■ DIRECTION ■
Without the pictures, can you quote each line below exactly?

[Entries from a visual dataset]
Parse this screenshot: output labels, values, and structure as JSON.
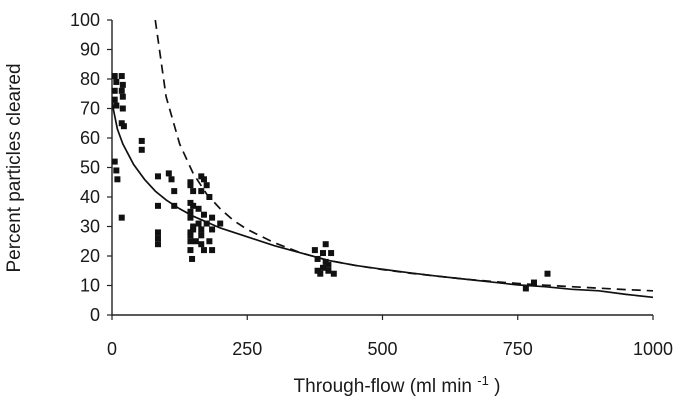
{
  "chart_data": {
    "type": "scatter",
    "title": "",
    "xlabel": "Through-flow (ml min",
    "xlabel_superscript": "-1",
    "xlabel_suffix": ")",
    "ylabel": "Percent particles cleared",
    "xlim": [
      0,
      1000
    ],
    "ylim": [
      0,
      100
    ],
    "x_ticks": [
      0,
      250,
      500,
      750,
      1000
    ],
    "y_ticks": [
      0,
      10,
      20,
      30,
      40,
      50,
      60,
      70,
      80,
      90,
      100
    ],
    "grid": false,
    "legend": false,
    "colors": {
      "points": "#111111",
      "solid_line": "#111111",
      "dashed_line": "#111111",
      "axis": "#222222"
    },
    "series": [
      {
        "type": "scatter",
        "marker": "square",
        "points": [
          [
            5,
            81
          ],
          [
            8,
            79
          ],
          [
            18,
            81
          ],
          [
            18,
            76
          ],
          [
            20,
            78
          ],
          [
            20,
            74
          ],
          [
            5,
            76
          ],
          [
            5,
            73
          ],
          [
            8,
            71
          ],
          [
            20,
            70
          ],
          [
            18,
            65
          ],
          [
            22,
            64
          ],
          [
            5,
            52
          ],
          [
            8,
            49
          ],
          [
            10,
            46
          ],
          [
            18,
            33
          ],
          [
            55,
            59
          ],
          [
            55,
            56
          ],
          [
            85,
            47
          ],
          [
            85,
            37
          ],
          [
            85,
            28
          ],
          [
            85,
            26
          ],
          [
            85,
            24
          ],
          [
            105,
            48
          ],
          [
            110,
            46
          ],
          [
            115,
            42
          ],
          [
            115,
            37
          ],
          [
            145,
            45
          ],
          [
            145,
            44
          ],
          [
            150,
            42
          ],
          [
            145,
            38
          ],
          [
            150,
            37
          ],
          [
            145,
            35
          ],
          [
            145,
            33
          ],
          [
            150,
            30
          ],
          [
            150,
            29
          ],
          [
            145,
            28
          ],
          [
            145,
            27
          ],
          [
            145,
            25
          ],
          [
            145,
            22
          ],
          [
            148,
            19
          ],
          [
            155,
            25
          ],
          [
            165,
            47
          ],
          [
            170,
            46
          ],
          [
            175,
            44
          ],
          [
            165,
            42
          ],
          [
            180,
            40
          ],
          [
            160,
            36
          ],
          [
            170,
            34
          ],
          [
            185,
            33
          ],
          [
            160,
            31
          ],
          [
            175,
            31
          ],
          [
            165,
            29
          ],
          [
            185,
            29
          ],
          [
            165,
            27
          ],
          [
            180,
            25
          ],
          [
            165,
            24
          ],
          [
            170,
            22
          ],
          [
            185,
            22
          ],
          [
            200,
            31
          ],
          [
            375,
            22
          ],
          [
            395,
            24
          ],
          [
            390,
            21
          ],
          [
            380,
            19
          ],
          [
            405,
            21
          ],
          [
            395,
            18
          ],
          [
            400,
            17
          ],
          [
            390,
            16
          ],
          [
            380,
            15
          ],
          [
            400,
            15
          ],
          [
            385,
            14
          ],
          [
            410,
            14
          ],
          [
            765,
            9
          ],
          [
            780,
            11
          ],
          [
            805,
            14
          ]
        ]
      },
      {
        "type": "line",
        "style": "solid",
        "points": [
          [
            0,
            72
          ],
          [
            10,
            63
          ],
          [
            20,
            58
          ],
          [
            40,
            51
          ],
          [
            60,
            46
          ],
          [
            80,
            42
          ],
          [
            100,
            39
          ],
          [
            125,
            36
          ],
          [
            150,
            33.5
          ],
          [
            175,
            31.5
          ],
          [
            200,
            29.5
          ],
          [
            250,
            26.5
          ],
          [
            300,
            23.5
          ],
          [
            350,
            21
          ],
          [
            400,
            18.5
          ],
          [
            450,
            16.8
          ],
          [
            500,
            15.5
          ],
          [
            550,
            14.3
          ],
          [
            600,
            13.2
          ],
          [
            650,
            12.2
          ],
          [
            700,
            11.2
          ],
          [
            750,
            10.2
          ],
          [
            800,
            9.6
          ],
          [
            850,
            8.7
          ],
          [
            900,
            8.2
          ],
          [
            950,
            7
          ],
          [
            1000,
            6
          ]
        ]
      },
      {
        "type": "line",
        "style": "dashed",
        "points": [
          [
            80,
            100
          ],
          [
            100,
            74
          ],
          [
            125,
            58
          ],
          [
            150,
            48
          ],
          [
            175,
            41
          ],
          [
            200,
            36
          ],
          [
            225,
            32
          ],
          [
            250,
            29
          ],
          [
            300,
            24.5
          ],
          [
            350,
            21
          ],
          [
            400,
            18.5
          ],
          [
            450,
            16.8
          ],
          [
            500,
            15.4
          ],
          [
            550,
            14.2
          ],
          [
            600,
            13.2
          ],
          [
            650,
            12.2
          ],
          [
            700,
            11.4
          ],
          [
            750,
            10.7
          ],
          [
            800,
            10.1
          ],
          [
            850,
            9.6
          ],
          [
            900,
            9.1
          ],
          [
            950,
            8.6
          ],
          [
            1000,
            8.2
          ]
        ]
      }
    ]
  }
}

■ WORKED SOLUTION ■
Parse this screenshot: output labels, values, and structure as JSON.
{
  "chart_data": {
    "type": "scatter",
    "title": "",
    "xlabel": "Through-flow (ml min",
    "xlabel_superscript": "-1",
    "xlabel_suffix": ")",
    "ylabel": "Percent particles cleared",
    "xlim": [
      0,
      1000
    ],
    "ylim": [
      0,
      100
    ],
    "x_ticks": [
      0,
      250,
      500,
      750,
      1000
    ],
    "y_ticks": [
      0,
      10,
      20,
      30,
      40,
      50,
      60,
      70,
      80,
      90,
      100
    ],
    "grid": false,
    "legend": false,
    "colors": {
      "points": "#111111",
      "solid_line": "#111111",
      "dashed_line": "#111111",
      "axis": "#222222"
    },
    "series": [
      {
        "type": "scatter",
        "marker": "square",
        "points": [
          [
            5,
            81
          ],
          [
            8,
            79
          ],
          [
            18,
            81
          ],
          [
            18,
            76
          ],
          [
            20,
            78
          ],
          [
            20,
            74
          ],
          [
            5,
            76
          ],
          [
            5,
            73
          ],
          [
            8,
            71
          ],
          [
            20,
            70
          ],
          [
            18,
            65
          ],
          [
            22,
            64
          ],
          [
            5,
            52
          ],
          [
            8,
            49
          ],
          [
            10,
            46
          ],
          [
            18,
            33
          ],
          [
            55,
            59
          ],
          [
            55,
            56
          ],
          [
            85,
            47
          ],
          [
            85,
            37
          ],
          [
            85,
            28
          ],
          [
            85,
            26
          ],
          [
            85,
            24
          ],
          [
            105,
            48
          ],
          [
            110,
            46
          ],
          [
            115,
            42
          ],
          [
            115,
            37
          ],
          [
            145,
            45
          ],
          [
            145,
            44
          ],
          [
            150,
            42
          ],
          [
            145,
            38
          ],
          [
            150,
            37
          ],
          [
            145,
            35
          ],
          [
            145,
            33
          ],
          [
            150,
            30
          ],
          [
            150,
            29
          ],
          [
            145,
            28
          ],
          [
            145,
            27
          ],
          [
            145,
            25
          ],
          [
            145,
            22
          ],
          [
            148,
            19
          ],
          [
            155,
            25
          ],
          [
            165,
            47
          ],
          [
            170,
            46
          ],
          [
            175,
            44
          ],
          [
            165,
            42
          ],
          [
            180,
            40
          ],
          [
            160,
            36
          ],
          [
            170,
            34
          ],
          [
            185,
            33
          ],
          [
            160,
            31
          ],
          [
            175,
            31
          ],
          [
            165,
            29
          ],
          [
            185,
            29
          ],
          [
            165,
            27
          ],
          [
            180,
            25
          ],
          [
            165,
            24
          ],
          [
            170,
            22
          ],
          [
            185,
            22
          ],
          [
            200,
            31
          ],
          [
            375,
            22
          ],
          [
            395,
            24
          ],
          [
            390,
            21
          ],
          [
            380,
            19
          ],
          [
            405,
            21
          ],
          [
            395,
            18
          ],
          [
            400,
            17
          ],
          [
            390,
            16
          ],
          [
            380,
            15
          ],
          [
            400,
            15
          ],
          [
            385,
            14
          ],
          [
            410,
            14
          ],
          [
            765,
            9
          ],
          [
            780,
            11
          ],
          [
            805,
            14
          ]
        ]
      },
      {
        "type": "line",
        "style": "solid",
        "points": [
          [
            0,
            72
          ],
          [
            10,
            63
          ],
          [
            20,
            58
          ],
          [
            40,
            51
          ],
          [
            60,
            46
          ],
          [
            80,
            42
          ],
          [
            100,
            39
          ],
          [
            125,
            36
          ],
          [
            150,
            33.5
          ],
          [
            175,
            31.5
          ],
          [
            200,
            29.5
          ],
          [
            250,
            26.5
          ],
          [
            300,
            23.5
          ],
          [
            350,
            21
          ],
          [
            400,
            18.5
          ],
          [
            450,
            16.8
          ],
          [
            500,
            15.5
          ],
          [
            550,
            14.3
          ],
          [
            600,
            13.2
          ],
          [
            650,
            12.2
          ],
          [
            700,
            11.2
          ],
          [
            750,
            10.2
          ],
          [
            800,
            9.6
          ],
          [
            850,
            8.7
          ],
          [
            900,
            8.2
          ],
          [
            950,
            7
          ],
          [
            1000,
            6
          ]
        ]
      },
      {
        "type": "line",
        "style": "dashed",
        "points": [
          [
            80,
            100
          ],
          [
            100,
            74
          ],
          [
            125,
            58
          ],
          [
            150,
            48
          ],
          [
            175,
            41
          ],
          [
            200,
            36
          ],
          [
            225,
            32
          ],
          [
            250,
            29
          ],
          [
            300,
            24.5
          ],
          [
            350,
            21
          ],
          [
            400,
            18.5
          ],
          [
            450,
            16.8
          ],
          [
            500,
            15.4
          ],
          [
            550,
            14.2
          ],
          [
            600,
            13.2
          ],
          [
            650,
            12.2
          ],
          [
            700,
            11.4
          ],
          [
            750,
            10.7
          ],
          [
            800,
            10.1
          ],
          [
            850,
            9.6
          ],
          [
            900,
            9.1
          ],
          [
            950,
            8.6
          ],
          [
            1000,
            8.2
          ]
        ]
      }
    ]
  }
}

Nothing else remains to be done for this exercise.